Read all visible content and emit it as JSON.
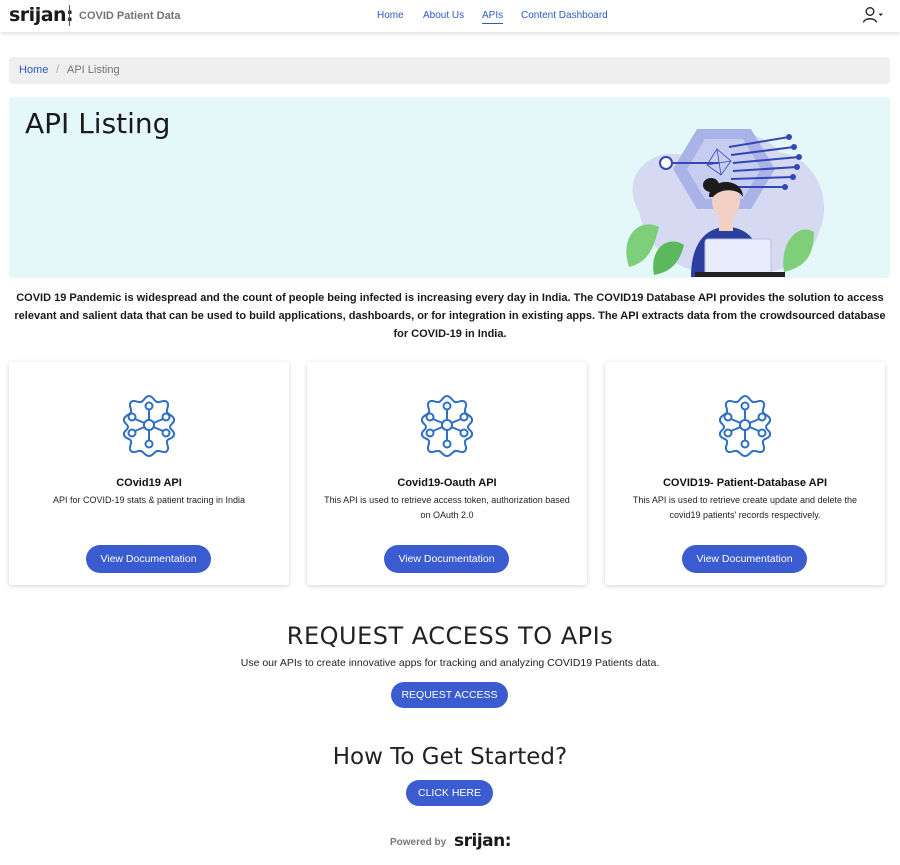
{
  "header": {
    "logo": "srijan:",
    "site_name": "COVID Patient Data",
    "nav": [
      {
        "label": "Home"
      },
      {
        "label": "About Us"
      },
      {
        "label": "APIs"
      },
      {
        "label": "Content Dashboard"
      }
    ],
    "user_icon": "user-icon"
  },
  "breadcrumb": {
    "home": "Home",
    "separator": "/",
    "current": "API Listing"
  },
  "hero": {
    "title": "API Listing"
  },
  "intro": "COVID 19 Pandemic is widespread and the count of people being infected is increasing every day in India. The COVID19 Database API provides the solution to access relevant and salient data that can be used to build applications, dashboards, or for integration in existing apps. The API extracts data from the crowdsourced database for COVID-19 in India.",
  "cards": [
    {
      "title": "COvid19 API",
      "description": "API for COVID-19 stats & patient tracing in India",
      "button": "View Documentation"
    },
    {
      "title": "Covid19-Oauth API",
      "description": "This API is used to retrieve access token, authorization based on OAuth 2.0",
      "button": "View Documentation"
    },
    {
      "title": "COVID19- Patient-Database API",
      "description": "This API is used to retrieve create update and delete the covid19 patients' records respectively.",
      "button": "View Documentation"
    }
  ],
  "request": {
    "title": "REQUEST ACCESS TO APIs",
    "subtitle": "Use our APIs to create innovative apps for tracking and analyzing COVID19 Patients data.",
    "button": "REQUEST ACCESS"
  },
  "started": {
    "title": "How To Get Started?",
    "button": "CLICK HERE"
  },
  "footer": {
    "powered_by": "Powered by",
    "logo": "srijan:"
  },
  "colors": {
    "accent": "#3b5cd0",
    "link": "#2c5bbf",
    "hero_bg": "#e4f8f9",
    "breadcrumb_bg": "#efefef"
  }
}
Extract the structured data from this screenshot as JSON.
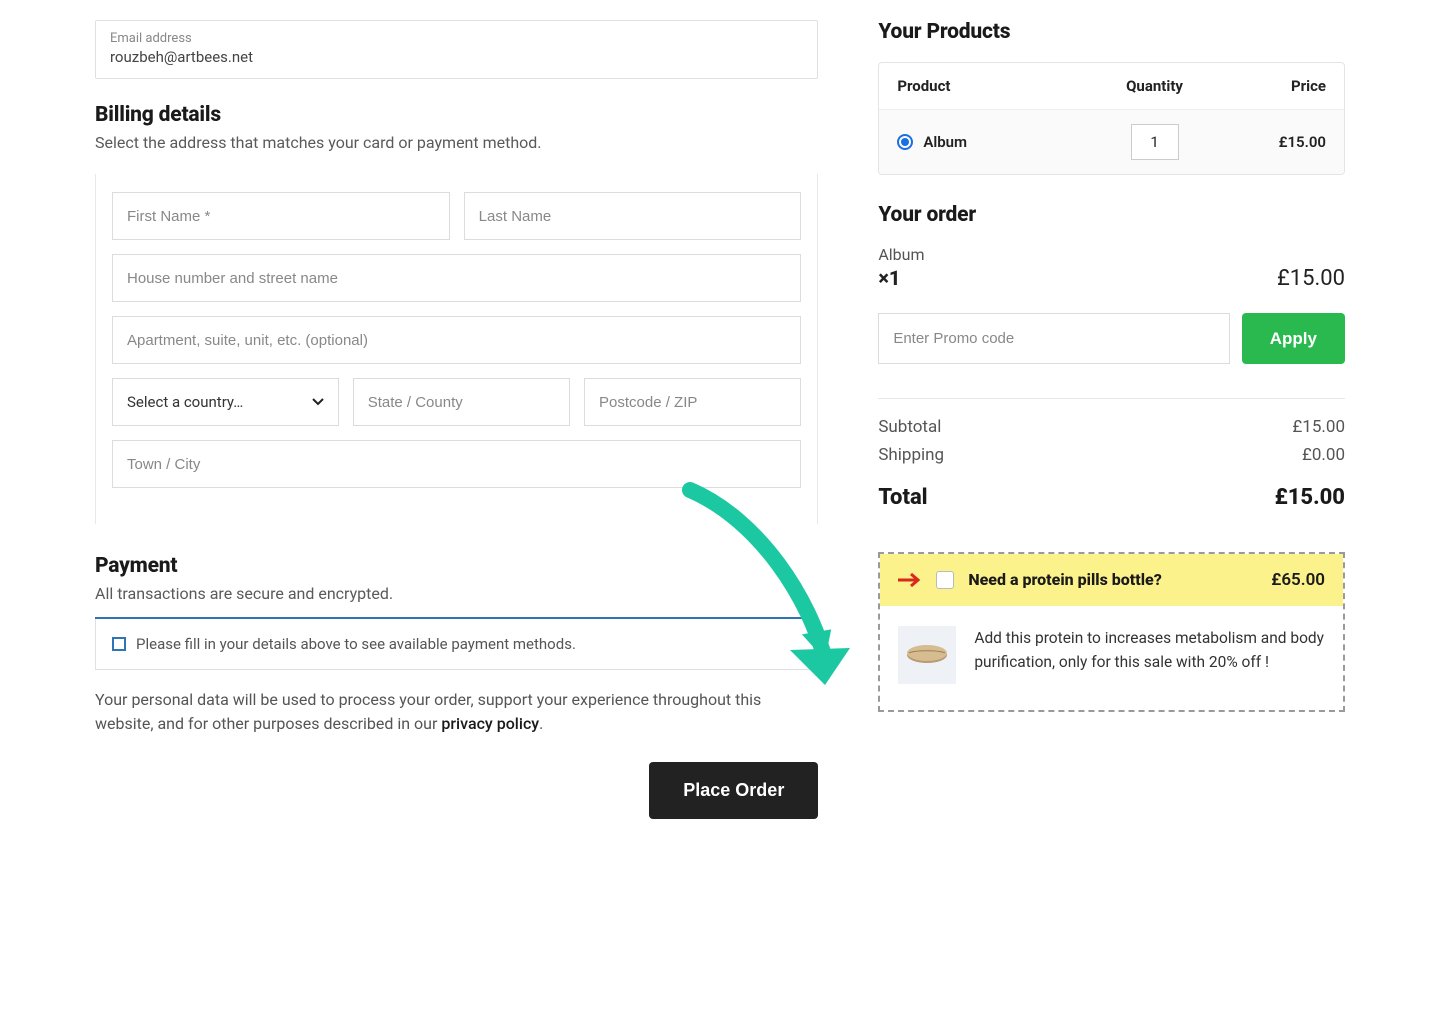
{
  "email": {
    "label": "Email address",
    "value": "rouzbeh@artbees.net"
  },
  "billing": {
    "title": "Billing details",
    "subtitle": "Select the address that matches your card or payment method.",
    "first_name_ph": "First Name *",
    "last_name_ph": "Last Name",
    "street_ph": "House number and street name",
    "apt_ph": "Apartment, suite, unit, etc. (optional)",
    "country_ph": "Select a country…",
    "state_ph": "State / County",
    "postcode_ph": "Postcode / ZIP",
    "city_ph": "Town / City"
  },
  "payment": {
    "title": "Payment",
    "subtitle": "All transactions are secure and encrypted.",
    "notice": "Please fill in your details above to see available payment methods.",
    "privacy_text_a": "Your personal data will be used to process your order, support your experience throughout this website, and for other purposes described in our ",
    "privacy_link": "privacy policy",
    "privacy_text_b": ".",
    "place_order": "Place Order"
  },
  "products": {
    "title": "Your Products",
    "col_product": "Product",
    "col_qty": "Quantity",
    "col_price": "Price",
    "items": [
      {
        "name": "Album",
        "qty": "1",
        "price": "£15.00",
        "selected": true
      }
    ]
  },
  "order": {
    "title": "Your order",
    "line_name": "Album",
    "line_qty": "×1",
    "line_price": "£15.00",
    "promo_ph": "Enter Promo code",
    "apply": "Apply",
    "subtotal_label": "Subtotal",
    "subtotal": "£15.00",
    "shipping_label": "Shipping",
    "shipping": "£0.00",
    "total_label": "Total",
    "total": "£15.00"
  },
  "upsell": {
    "title": "Need a protein pills bottle?",
    "price": "£65.00",
    "desc": "Add this protein to increases metabolism and body purification, only for this sale with 20% off !"
  }
}
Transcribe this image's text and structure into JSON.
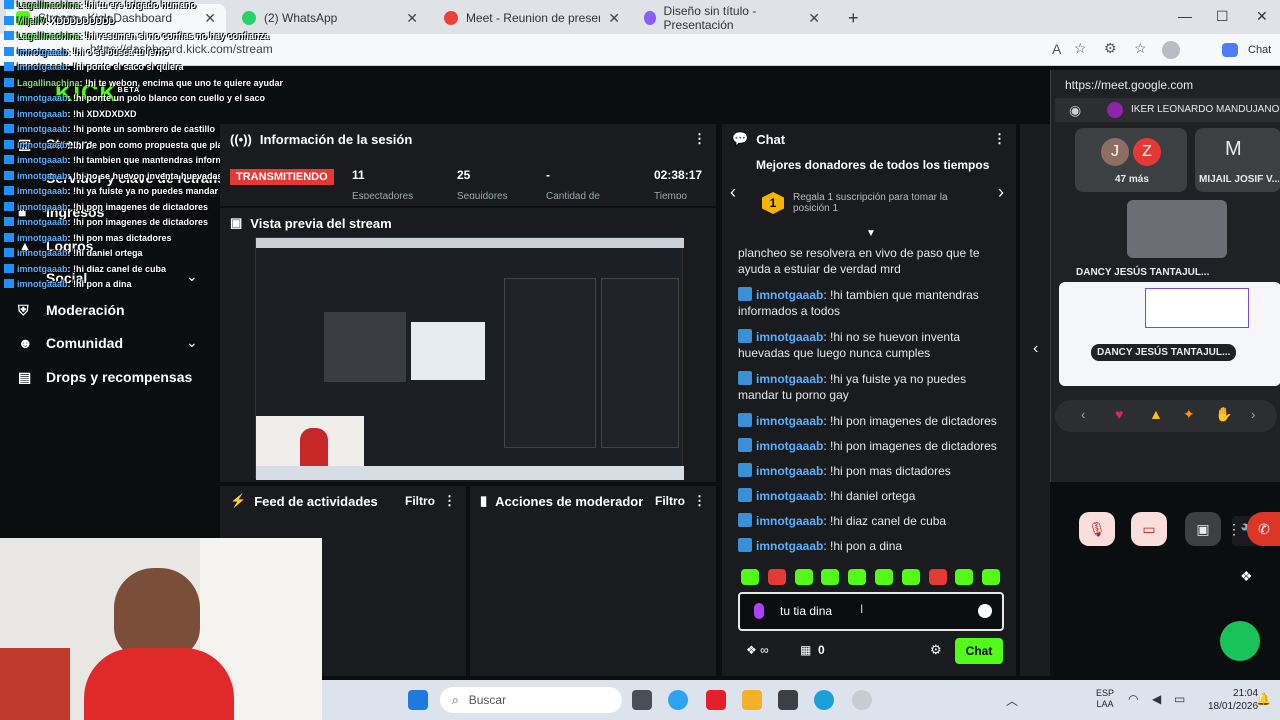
{
  "browser": {
    "tabs": [
      {
        "label": "Stream - Kick Dashboard",
        "icon": "kick-favicon"
      },
      {
        "label": "(2) WhatsApp",
        "icon": "whatsapp-icon"
      },
      {
        "label": "Meet - Reunion de presentaci",
        "icon": "meet-icon"
      },
      {
        "label": "Diseño sin título - Presentación",
        "icon": "canva-icon"
      }
    ],
    "url": "https://dashboard.kick.com/stream",
    "profile_label": "Chat"
  },
  "sidebar": {
    "items": [
      {
        "label": "Stream",
        "icon": "stream-icon"
      },
      {
        "label": "Servidor y clave de retransm",
        "icon": "key-icon"
      },
      {
        "label": "Ingresos",
        "icon": "money-icon"
      },
      {
        "label": "Logros",
        "icon": "trophy-icon"
      },
      {
        "label": "Social",
        "icon": "social-icon"
      },
      {
        "label": "Moderación",
        "icon": "shield-icon"
      },
      {
        "label": "Comunidad",
        "icon": "community-icon"
      },
      {
        "label": "Drops y recompensas",
        "icon": "gift-icon"
      }
    ],
    "logo": "KICK",
    "logo_badge": "BETA"
  },
  "overlay_chat": [
    {
      "user": "Lagallinachina",
      "text": ": !hi tu ere brigado humano",
      "color": "green"
    },
    {
      "user": "MijailV",
      "text": ": XDDDDDDDDD",
      "color": "purple"
    },
    {
      "user": "Lagallinachina",
      "text": ": !hi resumen si no confias no hay confianza",
      "color": "green"
    },
    {
      "user": "imnotgaaab",
      "text": ": !hi o se busca tu lerno",
      "color": "blue"
    },
    {
      "user": "imnotgaaab",
      "text": ": !hi ponte el saco si quiera",
      "color": "blue"
    },
    {
      "user": "Lagallinachina",
      "text": ": !hi te webon, encima que uno te quiere ayudar",
      "color": "green"
    },
    {
      "user": "imnotgaaab",
      "text": ": !hi ponte un polo blanco con cuello y el saco",
      "color": "blue"
    },
    {
      "user": "imnotgaaab",
      "text": ": !hi XDXDXDXD",
      "color": "blue"
    },
    {
      "user": "imnotgaaab",
      "text": ": !hi ponte un sombrero de castillo",
      "color": "blue"
    },
    {
      "user": "imnotgaaab",
      "text": ": !hi oe pon como propuesta que plancheo se resolvera en vivo de paso que te ayuda a estuiar de verdad mrd",
      "color": "blue"
    },
    {
      "user": "imnotgaaab",
      "text": ": !hi tambien que mantendras informados a todos",
      "color": "blue"
    },
    {
      "user": "imnotgaaab",
      "text": ": !hi no se huevon inventa huevadas que luego nunca cumples",
      "color": "blue"
    },
    {
      "user": "imnotgaaab",
      "text": ": !hi ya fuiste ya no puedes mandar tu porno gay",
      "color": "blue"
    },
    {
      "user": "imnotgaaab",
      "text": ": !hi pon imagenes de dictadores",
      "color": "blue"
    },
    {
      "user": "imnotgaaab",
      "text": ": !hi pon imagenes de dictadores",
      "color": "blue"
    },
    {
      "user": "imnotgaaab",
      "text": ": !hi pon mas dictadores",
      "color": "blue"
    },
    {
      "user": "imnotgaaab",
      "text": ": !hi daniel ortega",
      "color": "blue"
    },
    {
      "user": "imnotgaaab",
      "text": ": !hi diaz canel de cuba",
      "color": "blue"
    },
    {
      "user": "imnotgaaab",
      "text": ": !hi pon a dina",
      "color": "blue"
    }
  ],
  "session": {
    "title": "Información de la sesión",
    "status": "TRANSMITIENDO",
    "viewers": "11",
    "viewers_label": "Espectadores",
    "followers": "25",
    "followers_label": "Seguidores",
    "subs": "-",
    "subs_label": "Cantidad de",
    "time": "02:38:17",
    "time_label": "Tiempo"
  },
  "preview": {
    "title": "Vista previa del stream"
  },
  "activity": {
    "title": "Feed de actividades",
    "filter": "Filtro"
  },
  "mod_actions": {
    "title": "Acciones de moderador",
    "filter": "Filtro"
  },
  "chat": {
    "title": "Chat",
    "donors_title": "Mejores donadores de todos los tiempos",
    "donor_rank": "1",
    "donor_text": "Regala 1 suscripción para tomar la posición 1",
    "first_line": "plancheo se resolvera en vivo de paso que te ayuda a estuiar de verdad mrd",
    "messages": [
      {
        "user": "imnotgaaab",
        "text": ": !hi tambien que mantendras informados a todos"
      },
      {
        "user": "imnotgaaab",
        "text": ": !hi no se huevon inventa huevadas que luego nunca cumples"
      },
      {
        "user": "imnotgaaab",
        "text": ": !hi ya fuiste ya no puedes mandar tu porno gay"
      },
      {
        "user": "imnotgaaab",
        "text": ": !hi pon imagenes de dictadores"
      },
      {
        "user": "imnotgaaab",
        "text": ": !hi pon imagenes de dictadores"
      },
      {
        "user": "imnotgaaab",
        "text": ": !hi pon mas dictadores"
      },
      {
        "user": "imnotgaaab",
        "text": ": !hi daniel ortega"
      },
      {
        "user": "imnotgaaab",
        "text": ": !hi diaz canel de cuba"
      },
      {
        "user": "imnotgaaab",
        "text": ": !hi pon a dina"
      }
    ],
    "input_value": "tu tia dina ",
    "points": "0",
    "send_label": "Chat"
  },
  "meet": {
    "url": "https://meet.google.com",
    "participant_main": "IKER LEONARDO MANDUJANO G",
    "more_count": "47 más",
    "participant_2": "MIJAIL JOSIF V...",
    "avatar_j": "J",
    "avatar_z": "Z",
    "avatar_m": "M",
    "tile_name_1": "DANCY JESÚS TANTAJUL...",
    "tile_name_2": "DANCY JESÚS TANTAJUL..."
  },
  "taskbar": {
    "search_placeholder": "Buscar",
    "lang": "ESP",
    "lang2": "LAA",
    "time": "21:04",
    "date": "18/01/2026"
  },
  "colors": {
    "kick_green": "#53fc18",
    "live_red": "#e53935",
    "chat_user": "#5ab0ff",
    "meet_bg": "#202124"
  }
}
++++++++++
WORK ORDER
Among the lines above, find those with the word "description". Copy them.

WORKED SOLUTION
      "description": "API for COVID-19 stats & patient tracing in India",
      "description": "This API is used to retrieve access token, authorization based on OAuth 2.0",
      "description": "This API is used to retrieve create update and delete the covid19 patients' records respectively.",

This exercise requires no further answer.